TASK STATEMENT: Going through the material below, please gather all lines with the word "nevelése" in them.
-- begin DATA FOR THIS EXERCISE --
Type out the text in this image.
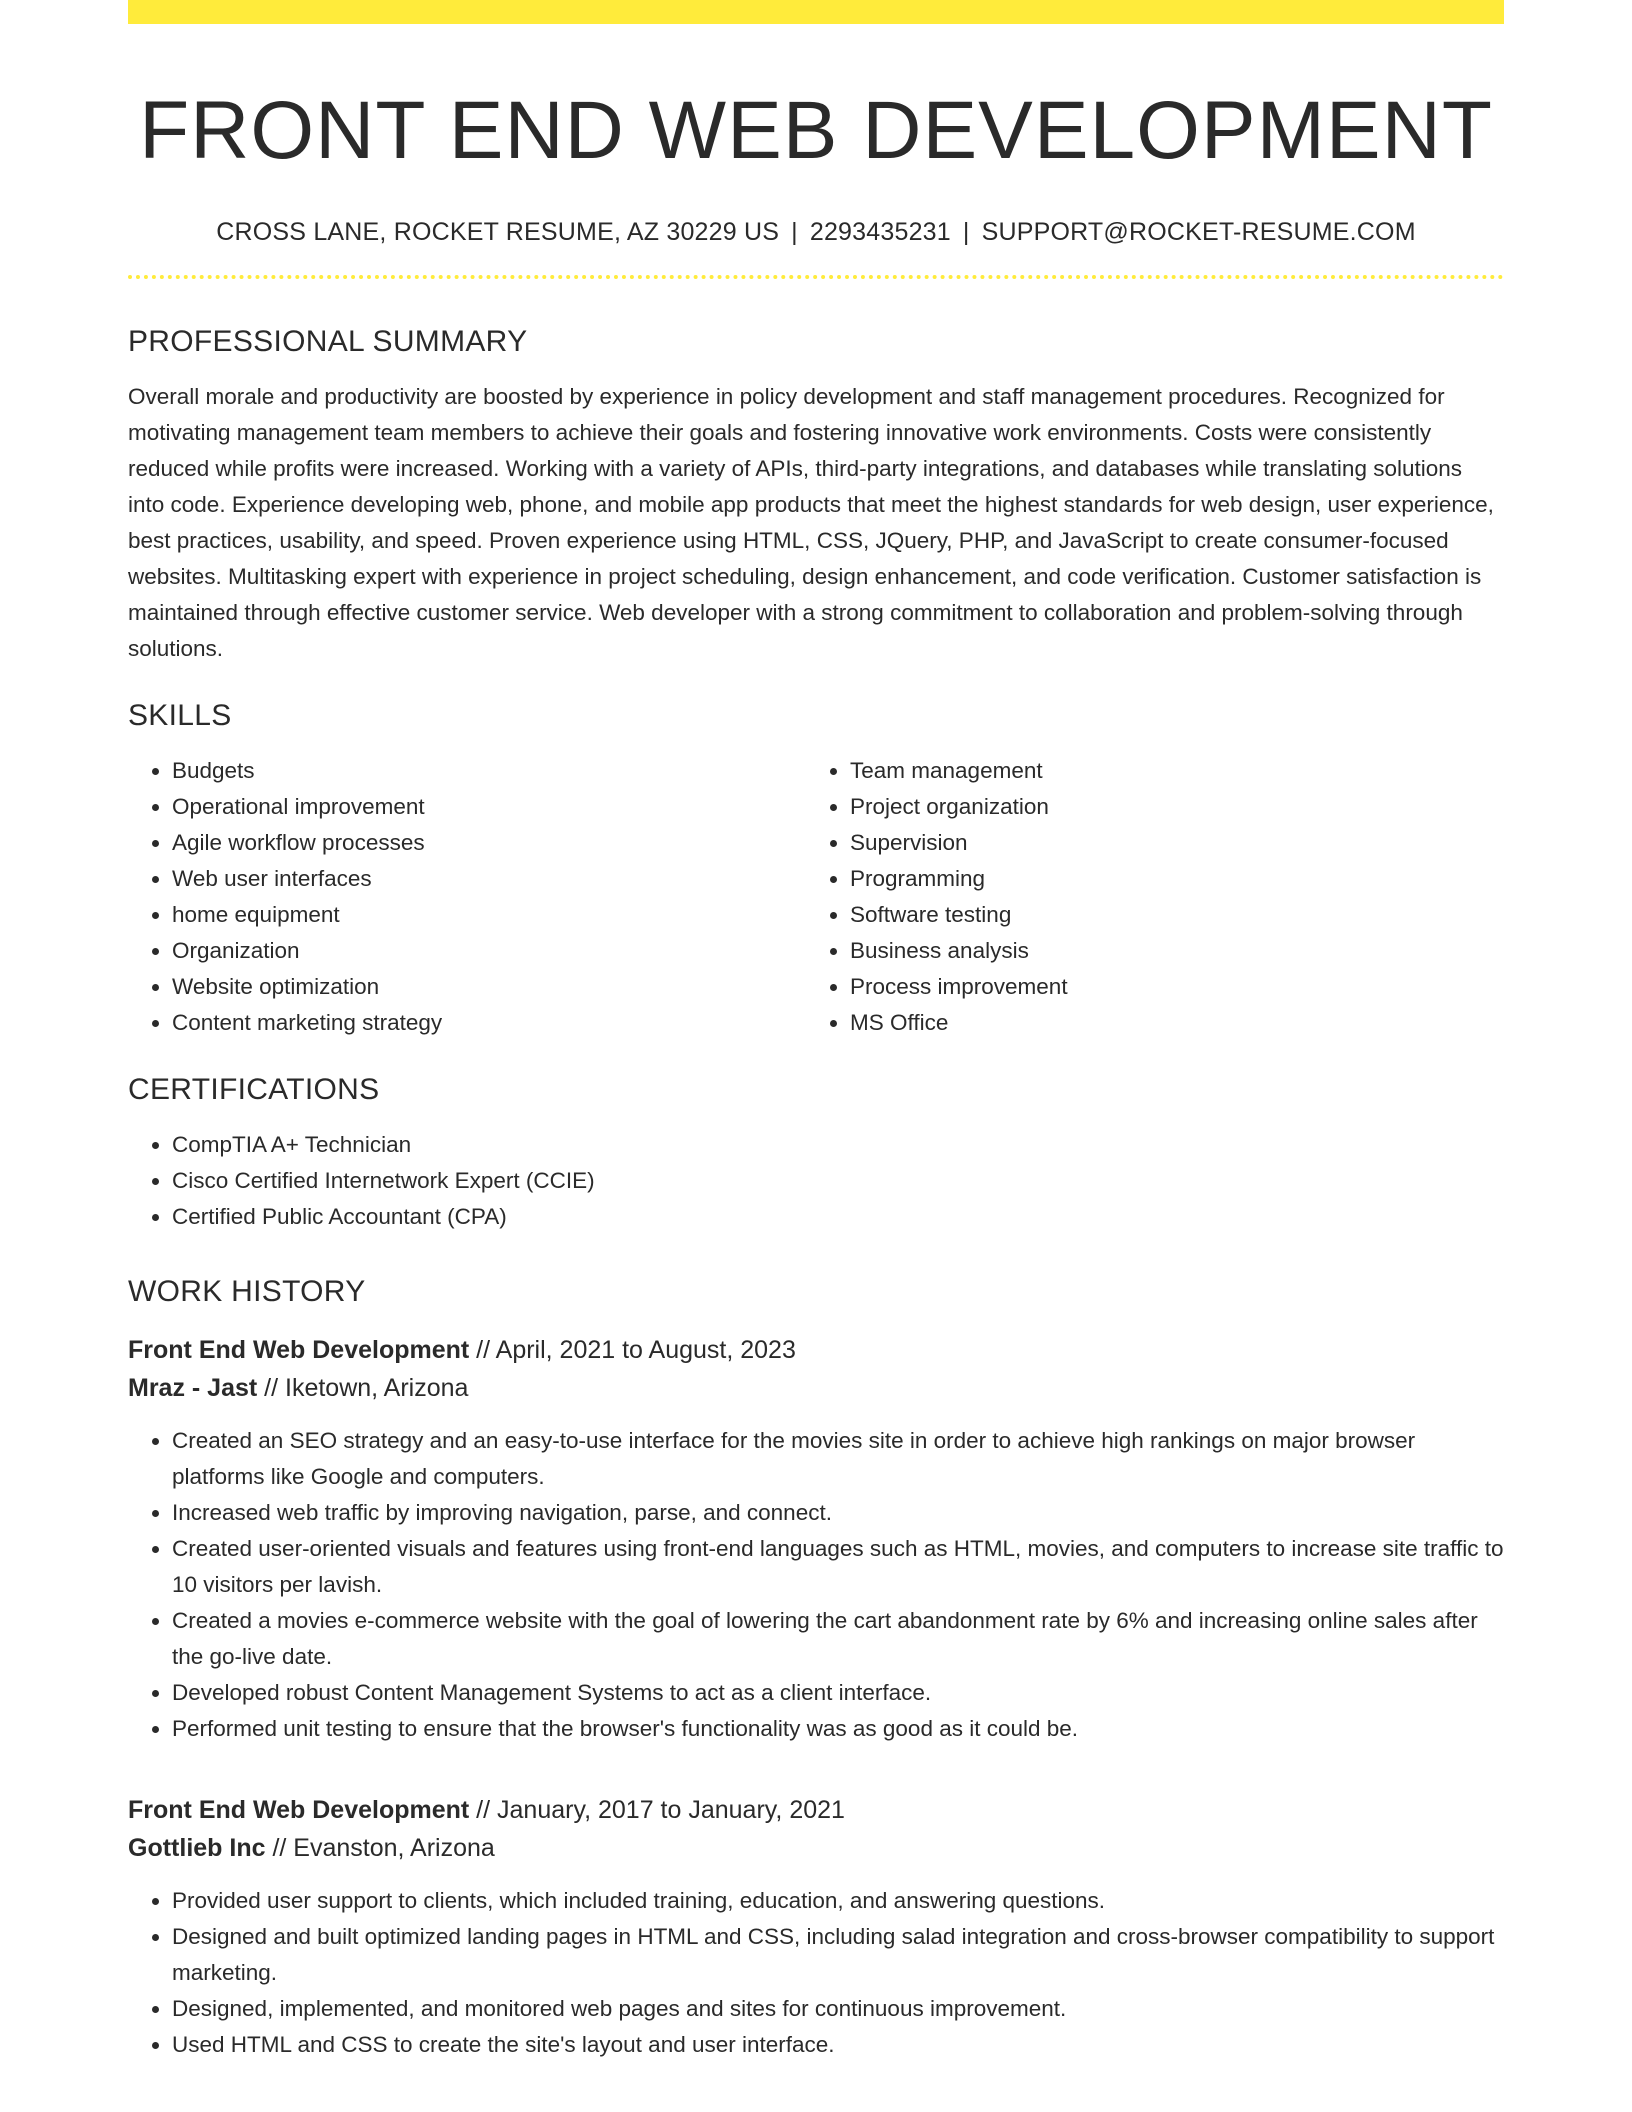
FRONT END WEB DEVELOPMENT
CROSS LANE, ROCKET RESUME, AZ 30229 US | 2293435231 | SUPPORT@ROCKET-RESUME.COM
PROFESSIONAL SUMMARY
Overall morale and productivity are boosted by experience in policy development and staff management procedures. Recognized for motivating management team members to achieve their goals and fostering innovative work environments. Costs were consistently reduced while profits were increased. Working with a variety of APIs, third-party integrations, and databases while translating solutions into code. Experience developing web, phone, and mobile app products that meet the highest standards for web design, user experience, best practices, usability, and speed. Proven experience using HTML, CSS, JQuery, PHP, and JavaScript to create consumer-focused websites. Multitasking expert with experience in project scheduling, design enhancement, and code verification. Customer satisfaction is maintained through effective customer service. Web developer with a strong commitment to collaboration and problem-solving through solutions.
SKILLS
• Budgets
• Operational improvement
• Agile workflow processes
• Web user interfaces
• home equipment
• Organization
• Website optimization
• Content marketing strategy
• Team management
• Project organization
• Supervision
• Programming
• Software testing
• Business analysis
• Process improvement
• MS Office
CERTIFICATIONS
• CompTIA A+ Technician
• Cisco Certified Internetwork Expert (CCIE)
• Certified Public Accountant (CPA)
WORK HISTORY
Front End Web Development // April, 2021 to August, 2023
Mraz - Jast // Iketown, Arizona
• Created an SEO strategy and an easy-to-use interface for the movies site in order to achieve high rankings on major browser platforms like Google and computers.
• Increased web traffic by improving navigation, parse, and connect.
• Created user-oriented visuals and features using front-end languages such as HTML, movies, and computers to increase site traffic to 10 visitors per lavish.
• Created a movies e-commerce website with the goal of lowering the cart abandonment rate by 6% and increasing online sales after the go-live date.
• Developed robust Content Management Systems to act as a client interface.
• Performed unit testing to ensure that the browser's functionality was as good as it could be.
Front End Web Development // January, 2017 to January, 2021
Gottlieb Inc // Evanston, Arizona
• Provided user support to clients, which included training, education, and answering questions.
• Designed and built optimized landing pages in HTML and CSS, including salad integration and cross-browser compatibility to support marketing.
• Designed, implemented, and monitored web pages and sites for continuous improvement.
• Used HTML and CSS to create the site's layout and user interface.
-- end DATA FOR THIS EXERCISE --
-- begin DATA FOR THIS EXERCISE --
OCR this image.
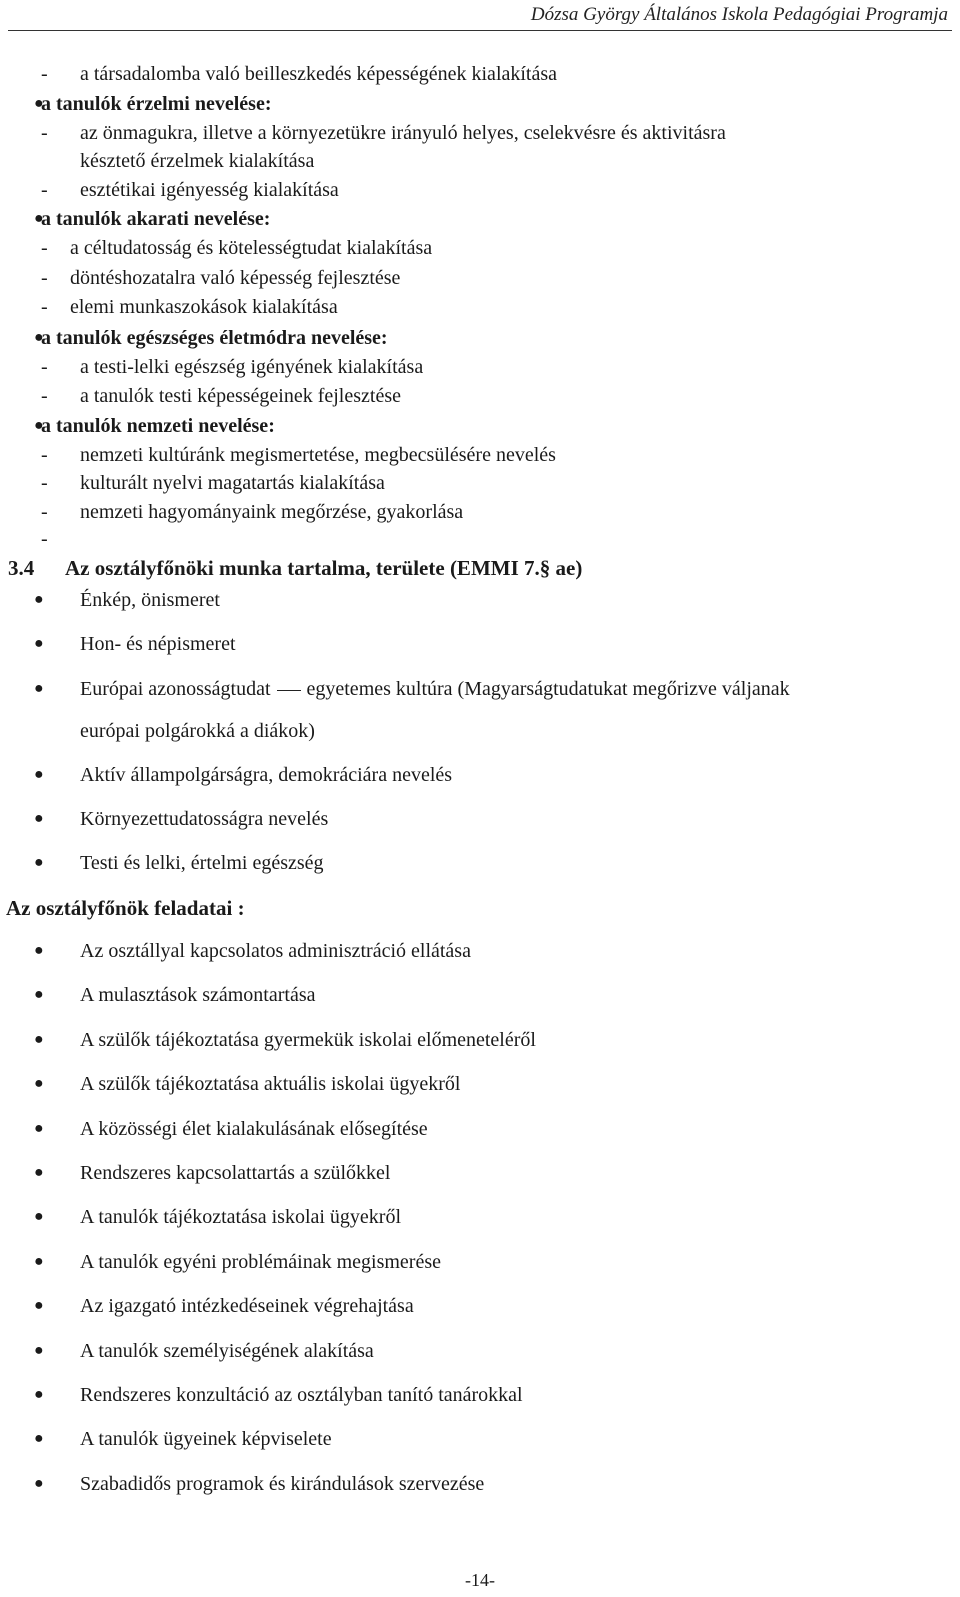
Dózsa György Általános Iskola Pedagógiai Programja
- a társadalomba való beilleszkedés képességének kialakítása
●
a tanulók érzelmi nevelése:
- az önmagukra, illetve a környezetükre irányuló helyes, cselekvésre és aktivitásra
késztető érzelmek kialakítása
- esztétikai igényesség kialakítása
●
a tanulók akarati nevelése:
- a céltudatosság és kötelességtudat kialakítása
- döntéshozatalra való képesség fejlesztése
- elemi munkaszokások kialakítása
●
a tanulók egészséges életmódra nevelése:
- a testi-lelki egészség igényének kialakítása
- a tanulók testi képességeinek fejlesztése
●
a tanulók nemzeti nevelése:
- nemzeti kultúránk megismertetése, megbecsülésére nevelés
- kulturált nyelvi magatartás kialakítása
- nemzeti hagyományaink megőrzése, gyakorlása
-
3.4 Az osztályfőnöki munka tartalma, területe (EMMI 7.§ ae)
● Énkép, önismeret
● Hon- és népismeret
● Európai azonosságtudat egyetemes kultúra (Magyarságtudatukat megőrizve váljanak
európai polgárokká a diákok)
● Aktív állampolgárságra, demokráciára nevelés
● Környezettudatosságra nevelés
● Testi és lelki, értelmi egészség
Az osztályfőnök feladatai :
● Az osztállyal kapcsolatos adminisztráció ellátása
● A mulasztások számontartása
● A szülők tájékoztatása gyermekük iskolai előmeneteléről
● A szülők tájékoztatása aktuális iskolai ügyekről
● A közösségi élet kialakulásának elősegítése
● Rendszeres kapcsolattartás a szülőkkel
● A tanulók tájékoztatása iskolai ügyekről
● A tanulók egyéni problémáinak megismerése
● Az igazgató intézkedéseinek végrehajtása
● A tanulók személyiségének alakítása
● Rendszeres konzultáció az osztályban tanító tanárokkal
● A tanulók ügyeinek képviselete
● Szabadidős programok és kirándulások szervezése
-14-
-- end DATA FOR THIS EXERCISE --
WRITTEN REPLY:
a tanulók érzelmi nevelése:
a tanulók akarati nevelése:
a tanulók egészséges életmódra nevelése:
a tanulók nemzeti nevelése:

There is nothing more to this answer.